# Provided data:
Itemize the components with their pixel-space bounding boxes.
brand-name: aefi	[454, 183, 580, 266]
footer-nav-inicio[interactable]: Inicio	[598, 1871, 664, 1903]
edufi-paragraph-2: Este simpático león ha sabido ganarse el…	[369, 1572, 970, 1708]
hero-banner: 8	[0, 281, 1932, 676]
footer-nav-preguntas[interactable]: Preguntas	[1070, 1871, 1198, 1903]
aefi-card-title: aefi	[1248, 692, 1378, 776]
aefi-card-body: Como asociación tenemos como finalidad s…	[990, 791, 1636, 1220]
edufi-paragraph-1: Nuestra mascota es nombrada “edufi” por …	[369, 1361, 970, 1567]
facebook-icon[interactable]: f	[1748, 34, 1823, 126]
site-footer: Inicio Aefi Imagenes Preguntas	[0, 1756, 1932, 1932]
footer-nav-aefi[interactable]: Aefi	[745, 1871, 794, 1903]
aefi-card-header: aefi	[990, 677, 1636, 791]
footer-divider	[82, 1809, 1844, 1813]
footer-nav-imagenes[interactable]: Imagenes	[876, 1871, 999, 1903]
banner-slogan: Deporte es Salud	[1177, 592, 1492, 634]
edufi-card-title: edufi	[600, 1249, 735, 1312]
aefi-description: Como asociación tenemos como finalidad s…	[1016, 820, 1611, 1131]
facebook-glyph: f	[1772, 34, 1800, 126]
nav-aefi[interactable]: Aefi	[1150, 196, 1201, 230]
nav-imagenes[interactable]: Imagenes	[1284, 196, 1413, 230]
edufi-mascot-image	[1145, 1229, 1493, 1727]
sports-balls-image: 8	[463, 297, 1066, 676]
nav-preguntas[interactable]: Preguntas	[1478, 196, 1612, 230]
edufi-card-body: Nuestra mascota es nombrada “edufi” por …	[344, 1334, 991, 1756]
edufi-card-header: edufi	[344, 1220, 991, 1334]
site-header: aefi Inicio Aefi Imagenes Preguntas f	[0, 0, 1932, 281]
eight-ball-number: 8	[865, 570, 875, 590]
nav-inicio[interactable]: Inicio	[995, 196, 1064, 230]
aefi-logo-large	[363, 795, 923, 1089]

# Task instructions:
Print the material exactly as written, omitting nothing.

# Problem solution:
Itemize the components with their pixel-space bounding boxes.
brand-name: aefi	[454, 183, 580, 266]
footer-nav-inicio[interactable]: Inicio	[598, 1871, 664, 1903]
edufi-paragraph-2: Este simpático león ha sabido ganarse el…	[369, 1572, 970, 1708]
hero-banner: 8	[0, 281, 1932, 676]
footer-nav-preguntas[interactable]: Preguntas	[1070, 1871, 1198, 1903]
aefi-card-title: aefi	[1248, 692, 1378, 776]
aefi-card-body: Como asociación tenemos como finalidad s…	[990, 791, 1636, 1220]
edufi-paragraph-1: Nuestra mascota es nombrada “edufi” por …	[369, 1361, 970, 1567]
facebook-icon[interactable]: f	[1748, 34, 1823, 126]
site-footer: Inicio Aefi Imagenes Preguntas	[0, 1756, 1932, 1932]
footer-nav-aefi[interactable]: Aefi	[745, 1871, 794, 1903]
aefi-card-header: aefi	[990, 677, 1636, 791]
footer-divider	[82, 1809, 1844, 1813]
footer-nav-imagenes[interactable]: Imagenes	[876, 1871, 999, 1903]
banner-slogan: Deporte es Salud	[1177, 592, 1492, 634]
edufi-card-title: edufi	[600, 1249, 735, 1312]
aefi-description: Como asociación tenemos como finalidad s…	[1016, 820, 1611, 1131]
facebook-glyph: f	[1772, 34, 1800, 126]
nav-aefi[interactable]: Aefi	[1150, 196, 1201, 230]
nav-imagenes[interactable]: Imagenes	[1284, 196, 1413, 230]
edufi-mascot-image	[1145, 1229, 1493, 1727]
sports-balls-image: 8	[463, 297, 1066, 676]
nav-preguntas[interactable]: Preguntas	[1478, 196, 1612, 230]
edufi-card-body: Nuestra mascota es nombrada “edufi” por …	[344, 1334, 991, 1756]
edufi-card-header: edufi	[344, 1220, 991, 1334]
site-header: aefi Inicio Aefi Imagenes Preguntas f	[0, 0, 1932, 281]
eight-ball-number: 8	[865, 570, 875, 590]
nav-inicio[interactable]: Inicio	[995, 196, 1064, 230]
aefi-logo-large	[363, 795, 923, 1089]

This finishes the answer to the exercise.